▸ WHAT YOU SHOULD DO
Copy out all the records exactly.

** start of DATA SHOWN **

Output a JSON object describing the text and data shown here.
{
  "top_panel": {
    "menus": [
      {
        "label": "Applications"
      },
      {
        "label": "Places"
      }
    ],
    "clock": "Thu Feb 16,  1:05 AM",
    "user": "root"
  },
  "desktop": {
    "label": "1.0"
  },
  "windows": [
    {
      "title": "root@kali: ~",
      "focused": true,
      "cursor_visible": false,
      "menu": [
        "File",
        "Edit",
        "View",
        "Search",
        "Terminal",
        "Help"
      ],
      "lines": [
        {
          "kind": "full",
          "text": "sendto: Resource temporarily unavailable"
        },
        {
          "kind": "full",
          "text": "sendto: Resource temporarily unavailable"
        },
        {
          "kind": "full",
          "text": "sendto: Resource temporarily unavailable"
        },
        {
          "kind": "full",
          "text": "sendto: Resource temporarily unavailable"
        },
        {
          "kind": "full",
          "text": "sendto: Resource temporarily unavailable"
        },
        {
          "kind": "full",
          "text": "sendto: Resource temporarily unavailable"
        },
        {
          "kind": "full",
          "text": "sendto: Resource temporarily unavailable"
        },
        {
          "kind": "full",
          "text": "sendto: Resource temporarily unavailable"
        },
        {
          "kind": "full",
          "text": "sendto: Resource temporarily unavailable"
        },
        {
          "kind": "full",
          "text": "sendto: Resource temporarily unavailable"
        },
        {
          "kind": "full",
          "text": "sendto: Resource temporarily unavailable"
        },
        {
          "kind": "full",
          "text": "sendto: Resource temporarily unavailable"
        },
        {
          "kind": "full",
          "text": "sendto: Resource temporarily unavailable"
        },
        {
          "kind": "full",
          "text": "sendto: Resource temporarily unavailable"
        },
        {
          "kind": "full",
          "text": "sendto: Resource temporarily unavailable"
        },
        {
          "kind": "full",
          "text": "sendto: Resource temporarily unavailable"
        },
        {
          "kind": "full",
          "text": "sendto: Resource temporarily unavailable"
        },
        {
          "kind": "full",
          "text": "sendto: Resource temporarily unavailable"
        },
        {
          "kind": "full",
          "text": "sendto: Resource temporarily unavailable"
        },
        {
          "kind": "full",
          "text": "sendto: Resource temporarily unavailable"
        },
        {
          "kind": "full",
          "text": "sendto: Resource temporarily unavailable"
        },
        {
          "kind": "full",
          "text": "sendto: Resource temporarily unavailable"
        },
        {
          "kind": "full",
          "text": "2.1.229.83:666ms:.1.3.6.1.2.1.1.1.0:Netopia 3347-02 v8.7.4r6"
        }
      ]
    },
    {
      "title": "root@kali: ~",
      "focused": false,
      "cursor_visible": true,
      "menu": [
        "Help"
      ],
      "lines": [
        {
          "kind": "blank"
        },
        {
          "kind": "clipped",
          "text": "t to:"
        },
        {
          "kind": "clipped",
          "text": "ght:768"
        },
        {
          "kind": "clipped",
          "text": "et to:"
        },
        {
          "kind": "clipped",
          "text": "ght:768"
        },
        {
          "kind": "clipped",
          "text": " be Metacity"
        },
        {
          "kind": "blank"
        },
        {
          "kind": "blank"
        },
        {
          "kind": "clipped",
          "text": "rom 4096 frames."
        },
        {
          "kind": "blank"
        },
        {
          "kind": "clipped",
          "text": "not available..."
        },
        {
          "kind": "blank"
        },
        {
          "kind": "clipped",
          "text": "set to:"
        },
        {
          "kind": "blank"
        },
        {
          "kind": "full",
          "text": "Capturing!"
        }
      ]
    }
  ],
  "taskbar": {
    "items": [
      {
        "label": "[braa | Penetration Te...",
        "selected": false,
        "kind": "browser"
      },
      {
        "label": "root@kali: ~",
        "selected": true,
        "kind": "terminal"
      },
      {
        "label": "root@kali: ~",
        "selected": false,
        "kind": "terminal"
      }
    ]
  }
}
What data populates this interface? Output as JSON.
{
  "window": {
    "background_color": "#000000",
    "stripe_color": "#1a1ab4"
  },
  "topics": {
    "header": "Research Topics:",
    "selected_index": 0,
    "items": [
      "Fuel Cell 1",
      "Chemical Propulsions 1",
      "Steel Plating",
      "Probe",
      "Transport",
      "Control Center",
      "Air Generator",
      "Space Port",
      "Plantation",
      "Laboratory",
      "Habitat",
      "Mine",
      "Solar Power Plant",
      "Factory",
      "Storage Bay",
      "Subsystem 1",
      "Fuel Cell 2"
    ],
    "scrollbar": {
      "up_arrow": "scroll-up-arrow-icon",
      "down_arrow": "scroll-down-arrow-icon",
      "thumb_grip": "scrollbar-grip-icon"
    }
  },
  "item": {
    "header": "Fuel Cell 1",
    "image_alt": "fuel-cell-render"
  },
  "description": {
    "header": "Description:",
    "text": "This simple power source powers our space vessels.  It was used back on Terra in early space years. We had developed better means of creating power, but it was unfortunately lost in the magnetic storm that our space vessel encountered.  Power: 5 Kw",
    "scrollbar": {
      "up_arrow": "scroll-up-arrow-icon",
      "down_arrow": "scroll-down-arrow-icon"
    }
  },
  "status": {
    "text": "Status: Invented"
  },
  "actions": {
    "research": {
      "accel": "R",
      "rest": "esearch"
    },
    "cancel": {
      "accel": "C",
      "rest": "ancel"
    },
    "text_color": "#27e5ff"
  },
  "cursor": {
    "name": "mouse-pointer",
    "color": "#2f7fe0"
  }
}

** end of DATA SHOWN **

▸ TASK ANSWER
Output a JSON object describing the text and data shown here.
{
  "top_panel": {
    "menus": [
      {
        "label": "Applications"
      },
      {
        "label": "Places"
      }
    ],
    "clock": "Thu Feb 16,  1:05 AM",
    "user": "root"
  },
  "desktop": {
    "label": "1.0"
  },
  "windows": [
    {
      "title": "root@kali: ~",
      "focused": true,
      "cursor_visible": false,
      "menu": [
        "File",
        "Edit",
        "View",
        "Search",
        "Terminal",
        "Help"
      ],
      "lines": [
        {
          "kind": "full",
          "text": "sendto: Resource temporarily unavailable"
        },
        {
          "kind": "full",
          "text": "sendto: Resource temporarily unavailable"
        },
        {
          "kind": "full",
          "text": "sendto: Resource temporarily unavailable"
        },
        {
          "kind": "full",
          "text": "sendto: Resource temporarily unavailable"
        },
        {
          "kind": "full",
          "text": "sendto: Resource temporarily unavailable"
        },
        {
          "kind": "full",
          "text": "sendto: Resource temporarily unavailable"
        },
        {
          "kind": "full",
          "text": "sendto: Resource temporarily unavailable"
        },
        {
          "kind": "full",
          "text": "sendto: Resource temporarily unavailable"
        },
        {
          "kind": "full",
          "text": "sendto: Resource temporarily unavailable"
        },
        {
          "kind": "full",
          "text": "sendto: Resource temporarily unavailable"
        },
        {
          "kind": "full",
          "text": "sendto: Resource temporarily unavailable"
        },
        {
          "kind": "full",
          "text": "sendto: Resource temporarily unavailable"
        },
        {
          "kind": "full",
          "text": "sendto: Resource temporarily unavailable"
        },
        {
          "kind": "full",
          "text": "sendto: Resource temporarily unavailable"
        },
        {
          "kind": "full",
          "text": "sendto: Resource temporarily unavailable"
        },
        {
          "kind": "full",
          "text": "sendto: Resource temporarily unavailable"
        },
        {
          "kind": "full",
          "text": "sendto: Resource temporarily unavailable"
        },
        {
          "kind": "full",
          "text": "sendto: Resource temporarily unavailable"
        },
        {
          "kind": "full",
          "text": "sendto: Resource temporarily unavailable"
        },
        {
          "kind": "full",
          "text": "sendto: Resource temporarily unavailable"
        },
        {
          "kind": "full",
          "text": "sendto: Resource temporarily unavailable"
        },
        {
          "kind": "full",
          "text": "sendto: Resource temporarily unavailable"
        },
        {
          "kind": "full",
          "text": "2.1.229.83:666ms:.1.3.6.1.2.1.1.1.0:Netopia 3347-02 v8.7.4r6"
        }
      ]
    },
    {
      "title": "root@kali: ~",
      "focused": false,
      "cursor_visible": true,
      "menu": [
        "Help"
      ],
      "lines": [
        {
          "kind": "blank"
        },
        {
          "kind": "clipped",
          "text": "t to:"
        },
        {
          "kind": "clipped",
          "text": "ght:768"
        },
        {
          "kind": "clipped",
          "text": "et to:"
        },
        {
          "kind": "clipped",
          "text": "ght:768"
        },
        {
          "kind": "clipped",
          "text": " be Metacity"
        },
        {
          "kind": "blank"
        },
        {
          "kind": "blank"
        },
        {
          "kind": "clipped",
          "text": "rom 4096 frames."
        },
        {
          "kind": "blank"
        },
        {
          "kind": "clipped",
          "text": "not available..."
        },
        {
          "kind": "blank"
        },
        {
          "kind": "clipped",
          "text": "set to:"
        },
        {
          "kind": "blank"
        },
        {
          "kind": "full",
          "text": "Capturing!"
        }
      ]
    }
  ],
  "taskbar": {
    "items": [
      {
        "label": "[braa | Penetration Te...",
        "selected": false,
        "kind": "browser"
      },
      {
        "label": "root@kali: ~",
        "selected": true,
        "kind": "terminal"
      },
      {
        "label": "root@kali: ~",
        "selected": false,
        "kind": "terminal"
      }
    ]
  }
}
What data populates this interface? Output as JSON.
{
  "window": {
    "background_color": "#000000",
    "stripe_color": "#1a1ab4"
  },
  "topics": {
    "header": "Research Topics:",
    "selected_index": 0,
    "items": [
      "Fuel Cell 1",
      "Chemical Propulsions 1",
      "Steel Plating",
      "Probe",
      "Transport",
      "Control Center",
      "Air Generator",
      "Space Port",
      "Plantation",
      "Laboratory",
      "Habitat",
      "Mine",
      "Solar Power Plant",
      "Factory",
      "Storage Bay",
      "Subsystem 1",
      "Fuel Cell 2"
    ],
    "scrollbar": {
      "up_arrow": "scroll-up-arrow-icon",
      "down_arrow": "scroll-down-arrow-icon",
      "thumb_grip": "scrollbar-grip-icon"
    }
  },
  "item": {
    "header": "Fuel Cell 1",
    "image_alt": "fuel-cell-render"
  },
  "description": {
    "header": "Description:",
    "text": "This simple power source powers our space vessels.  It was used back on Terra in early space years. We had developed better means of creating power, but it was unfortunately lost in the magnetic storm that our space vessel encountered.  Power: 5 Kw",
    "scrollbar": {
      "up_arrow": "scroll-up-arrow-icon",
      "down_arrow": "scroll-down-arrow-icon"
    }
  },
  "status": {
    "text": "Status: Invented"
  },
  "actions": {
    "research": {
      "accel": "R",
      "rest": "esearch"
    },
    "cancel": {
      "accel": "C",
      "rest": "ancel"
    },
    "text_color": "#27e5ff"
  },
  "cursor": {
    "name": "mouse-pointer",
    "color": "#2f7fe0"
  }
}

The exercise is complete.